== PROBLEM REQUIREMENTS ==
Gather all lines with the word "support" in them.

*****

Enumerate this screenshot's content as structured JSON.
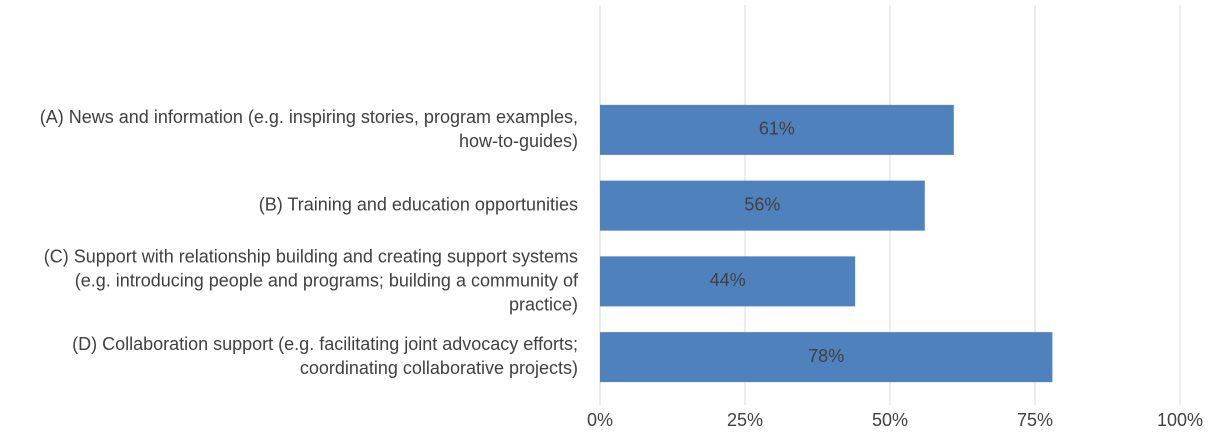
{
  "chart_data": {
    "type": "bar",
    "orientation": "horizontal",
    "categories": [
      "(A) News and information (e.g. inspiring stories, program examples, how-to-guides)",
      "(B) Training and education opportunities",
      "(C) Support with relationship building and creating support systems (e.g. introducing people and programs; building a community of practice)",
      "(D) Collaboration support (e.g. facilitating joint advocacy efforts; coordinating collaborative projects)"
    ],
    "values": [
      61,
      56,
      44,
      78
    ],
    "value_labels": [
      "61%",
      "56%",
      "44%",
      "78%"
    ],
    "color": "#4f81bd",
    "xlim": [
      0,
      100
    ],
    "xticks": [
      {
        "value": 0,
        "label": "0%"
      },
      {
        "value": 25,
        "label": "25%"
      },
      {
        "value": 50,
        "label": "50%"
      },
      {
        "value": 75,
        "label": "75%"
      },
      {
        "value": 100,
        "label": "100%"
      }
    ],
    "grid": true
  }
}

*****

== EXERCISE SOLUTION ==
      "(C) Support with relationship building and creating support systems (e.g. introducing people and programs; building a community of practice)",
      "(D) Collaboration support (e.g. facilitating joint advocacy efforts; coordinating collaborative projects)"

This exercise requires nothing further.